**TASK INSTRUCTIONS:** Copy the lines from the first one through the line containing "Give me the", replacing "Point" with "Marker" and leaving everything else unchanged. Omit the pictures.

**DATA SUPPLIED:**

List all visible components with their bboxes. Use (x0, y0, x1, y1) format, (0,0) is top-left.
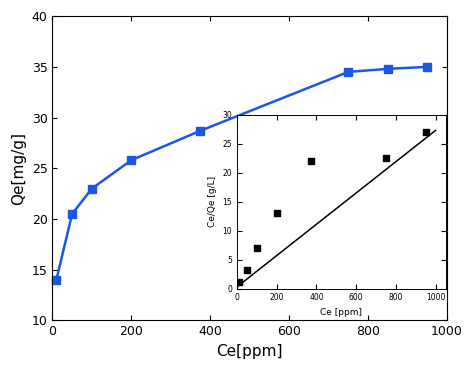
Point (273, 210, 281, 216)
X-axis label: Ce[ppm]: Ce[ppm] (217, 344, 283, 359)
Point (308, 158, 315, 164)
Y-axis label: Ce/Qe [g/L]: Ce/Qe [g/L] (208, 176, 217, 227)
Y-axis label: Qe[mg/g]: Qe[mg/g] (11, 132, 26, 205)
Point (382, 155, 390, 161)
Point (253, 245, 261, 251)
X-axis label: Ce [ppm]: Ce [ppm] (320, 308, 362, 317)
Point (243, 267, 251, 273)
Point (235, 279, 243, 285)
Point (422, 129, 429, 135)
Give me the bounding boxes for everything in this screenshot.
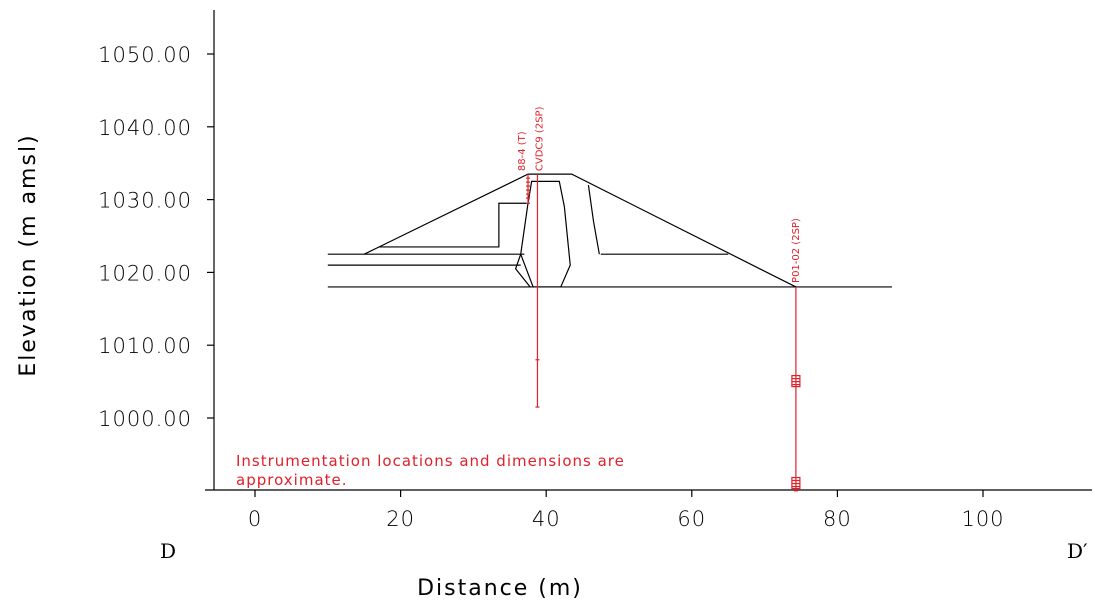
y-tick-label: 1020.00	[98, 261, 192, 285]
upstream-filter-toe	[514, 254, 531, 288]
y-tick-label: 1030.00	[98, 189, 192, 213]
x-axis-ticks: 0 20 40 60 80 100	[248, 490, 1004, 531]
upstream-shell-line	[378, 202, 527, 248]
x-axis-title: Distance (m)	[417, 576, 583, 601]
instrumentation: 88-4 (T) CVDC9 (2SP) P01-02 (2SP)	[517, 106, 802, 492]
y-tick-label: 1000.00	[98, 407, 192, 431]
section-label-left: D	[160, 539, 176, 563]
x-tick-label: 40	[532, 507, 561, 531]
y-tick-label: 1040.00	[98, 116, 192, 140]
note-line-1: Instrumentation locations and dimensions…	[236, 452, 625, 470]
instrument-label: 88-4 (T)	[517, 131, 528, 171]
dam-profile	[327, 173, 892, 288]
x-tick-label: 80	[823, 507, 852, 531]
x-tick-label: 0	[248, 507, 262, 531]
downstream-filter-line	[587, 184, 600, 255]
note-line-2: approximate.	[236, 471, 348, 489]
instrument-label: CVDC9 (2SP)	[534, 106, 545, 171]
y-axis-title: Elevation (m amsl)	[16, 133, 41, 376]
section-label-right: D′	[1067, 539, 1088, 563]
x-tick-label: 60	[677, 507, 706, 531]
instrument-label: P01-02 (2SP)	[791, 218, 802, 283]
dam-outer-slope	[363, 173, 797, 288]
y-tick-label: 1010.00	[98, 334, 192, 358]
y-tick-label: 1050.00	[98, 43, 192, 67]
y-axis-ticks: 1000.00 1010.00 1020.00 1030.00 1040.00 1050.…	[98, 43, 214, 431]
x-tick-label: 20	[386, 507, 415, 531]
x-tick-label: 100	[961, 507, 1004, 531]
dam-core	[520, 180, 571, 288]
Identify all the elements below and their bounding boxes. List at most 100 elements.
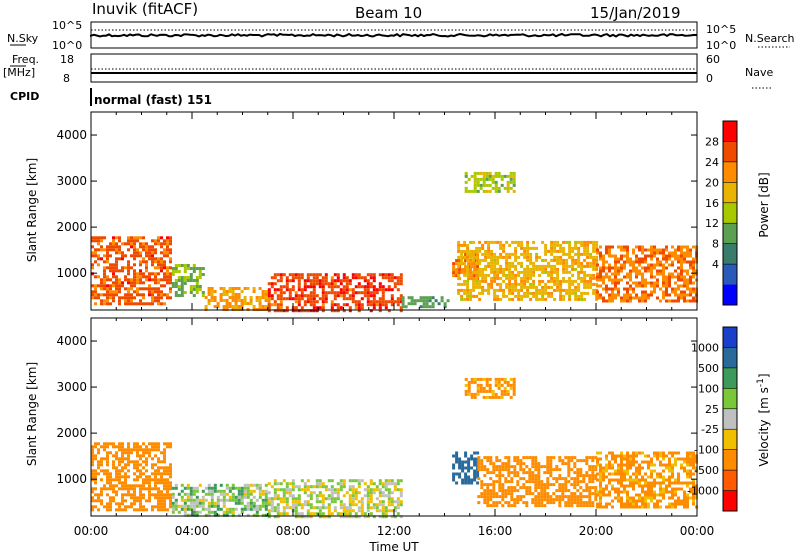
power-cell <box>213 299 217 302</box>
velocity-cell <box>201 501 205 505</box>
velocity-cell <box>354 515 358 519</box>
power-cell <box>342 273 346 277</box>
power-cell <box>550 285 554 289</box>
power-cell <box>100 278 103 282</box>
power-cell <box>169 272 172 276</box>
power-cell <box>252 305 256 308</box>
velocity-cell <box>118 475 121 479</box>
power-cell <box>297 300 301 304</box>
velocity-cell <box>662 490 665 494</box>
power-cell <box>487 255 491 259</box>
power-cell <box>351 288 355 292</box>
velocity-cell <box>671 487 674 491</box>
power-cell <box>145 269 148 273</box>
velocity-cell <box>106 502 109 506</box>
velocity-cell <box>145 487 148 491</box>
power-cell <box>671 245 674 249</box>
power-cell <box>505 240 509 244</box>
power-cell <box>351 300 355 304</box>
velocity-cell <box>133 484 136 488</box>
power-cell <box>583 279 587 283</box>
power-cell <box>169 281 172 285</box>
velocity-cell <box>387 503 391 507</box>
power-cell <box>514 240 518 244</box>
velocity-cell <box>647 463 650 467</box>
velocity-cell <box>662 493 665 497</box>
velocity-cell <box>366 503 370 507</box>
power-cell <box>541 288 545 292</box>
power-cell <box>565 258 569 262</box>
power-colorbar-segment <box>723 243 737 265</box>
power-cell <box>680 278 683 282</box>
power-cell <box>478 270 482 274</box>
power-cell <box>512 171 516 175</box>
velocity-cell <box>294 506 298 510</box>
power-cell <box>351 273 355 277</box>
velocity-cell <box>273 515 277 519</box>
power-cell <box>318 273 322 277</box>
power-cell <box>608 269 611 273</box>
power-cell <box>201 273 205 276</box>
velocity-cell <box>139 448 142 452</box>
velocity-cell <box>145 508 148 512</box>
velocity-cell <box>378 491 382 495</box>
velocity-cell <box>665 466 668 470</box>
power-cell <box>605 299 608 303</box>
power-cell <box>583 285 587 289</box>
velocity-cell <box>558 489 562 493</box>
velocity-cell <box>157 466 160 470</box>
power-cell <box>324 297 328 301</box>
power-cell <box>237 287 241 290</box>
velocity-cell <box>623 490 626 494</box>
velocity-cell <box>342 485 346 489</box>
velocity-cell <box>333 497 337 501</box>
velocity-cell <box>492 480 496 484</box>
velocity-cell <box>492 465 496 469</box>
velocity-cell <box>635 478 638 482</box>
velocity-cell <box>303 515 307 519</box>
power-cell <box>378 309 382 313</box>
velocity-cell <box>148 451 151 455</box>
velocity-cell <box>390 500 394 504</box>
velocity-cell <box>486 495 490 499</box>
power-cell <box>605 248 608 252</box>
power-cell <box>121 269 124 273</box>
power-cell <box>632 248 635 252</box>
power-cell <box>312 306 316 310</box>
power-cell <box>644 296 647 300</box>
power-cell <box>506 189 510 193</box>
date-title: 15/Jan/2019 <box>590 4 681 22</box>
power-cell <box>321 309 325 313</box>
nsky-tick-bottom: 10^0 <box>52 39 82 52</box>
velocity-cell <box>470 481 474 485</box>
power-cell <box>686 248 689 252</box>
power-cell <box>94 293 97 297</box>
velocity-cell <box>267 482 271 486</box>
velocity-cell <box>497 377 501 381</box>
velocity-cell <box>653 502 656 506</box>
power-cell <box>677 278 680 282</box>
velocity-cell <box>169 466 172 470</box>
power-cell <box>487 249 491 253</box>
velocity-cell <box>139 445 142 449</box>
power-cell <box>677 272 680 276</box>
velocity-cell <box>142 448 145 452</box>
velocity-cell <box>576 483 580 487</box>
velocity-cell <box>216 489 220 493</box>
power-cell <box>656 257 659 261</box>
power-cell <box>644 257 647 261</box>
power-cell <box>142 281 145 285</box>
velocity-cell <box>477 495 481 499</box>
power-cell <box>419 299 423 303</box>
power-cell <box>653 251 656 255</box>
power-cell <box>614 269 617 273</box>
velocity-cell <box>504 465 508 469</box>
velocity-cell <box>303 491 307 495</box>
velocity-cell <box>106 454 109 458</box>
velocity-cell <box>473 392 477 396</box>
power-cell <box>213 296 217 299</box>
velocity-cell <box>97 493 100 497</box>
velocity-cell <box>573 456 577 460</box>
power-cell <box>626 251 629 255</box>
power-cell <box>142 257 145 261</box>
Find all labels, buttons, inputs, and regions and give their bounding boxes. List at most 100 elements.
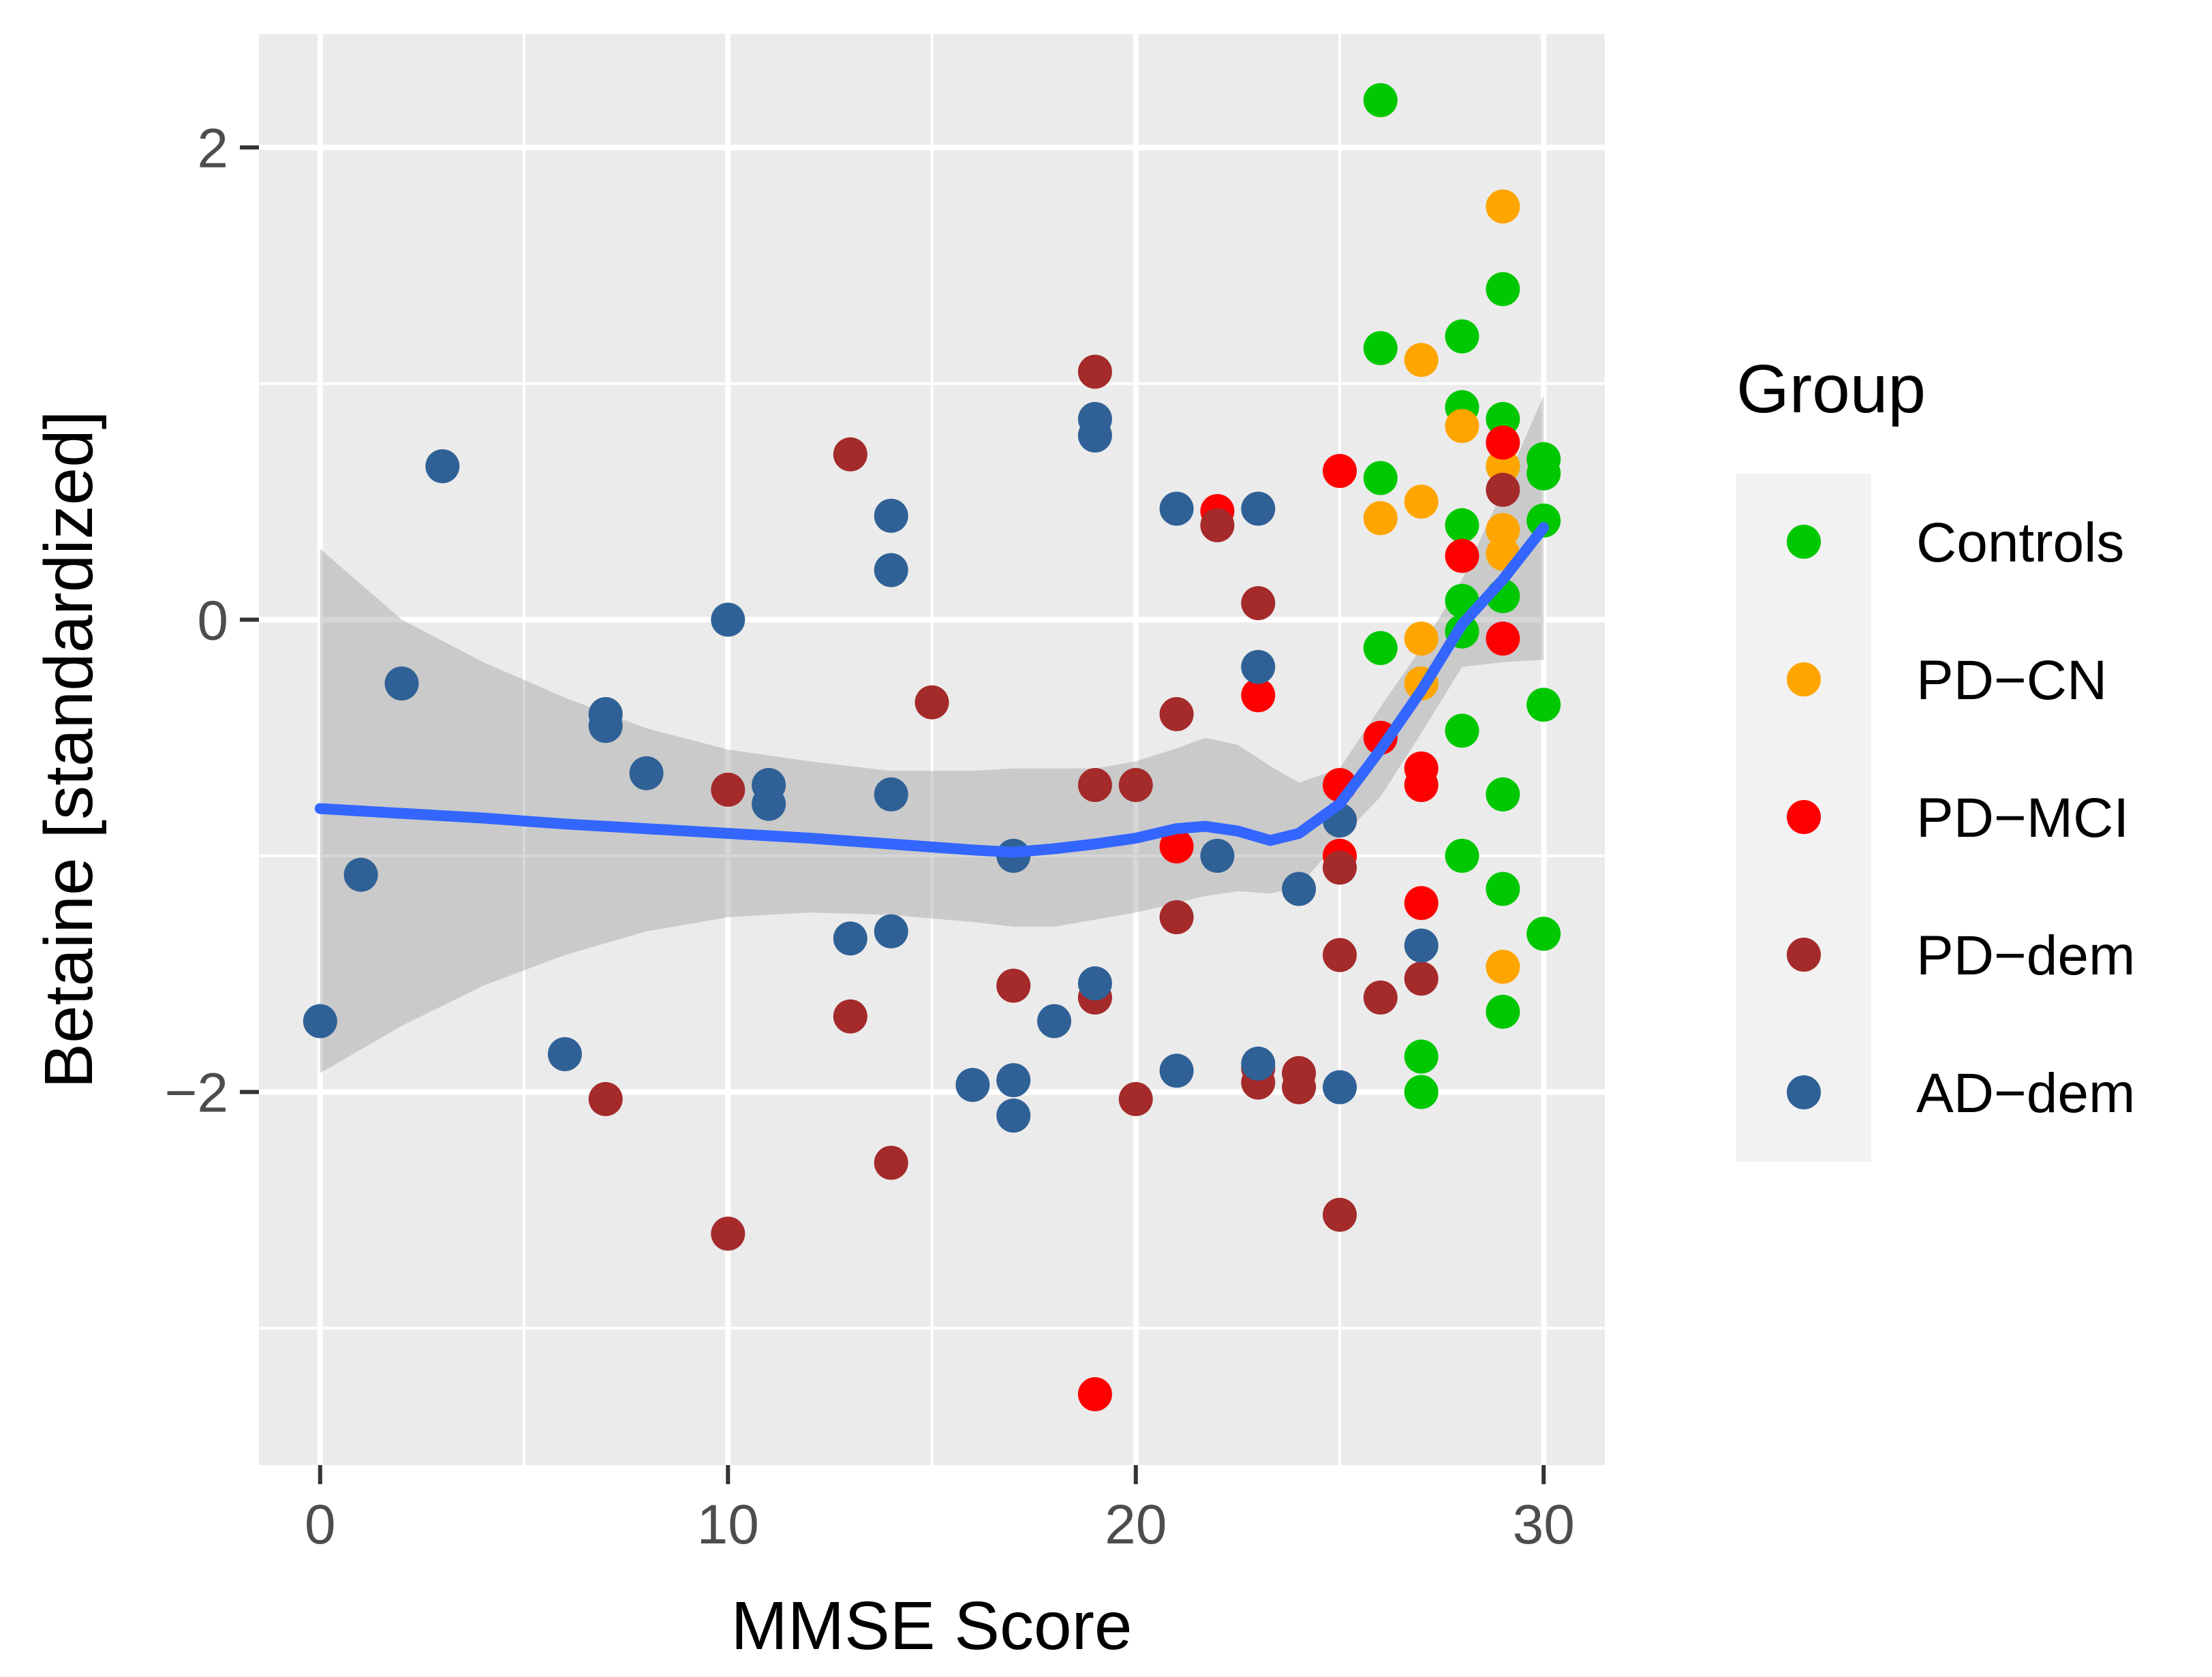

**ANSWER IN FULL:**
List all visible components with their bboxes. Use (x0, y0, x1, y1) format, (0,0) is top-left.
Marker (273, 210, 281, 216)
X-axis label: Ce[ppm]: Ce[ppm] (217, 344, 283, 359)
Marker (308, 158, 315, 164)
Y-axis label: Ce/Qe [g/L]: Ce/Qe [g/L] (208, 176, 217, 227)
Y-axis label: Qe[mg/g]: Qe[mg/g] (11, 132, 26, 205)
Marker (382, 155, 390, 161)
Marker (253, 245, 261, 251)
X-axis label: Ce [ppm]: Ce [ppm] (320, 308, 362, 317)
Marker (243, 267, 251, 273)
Marker (235, 279, 243, 285)
Marker (422, 129, 429, 135)
Give me the bounding boxes for everything in this screenshot.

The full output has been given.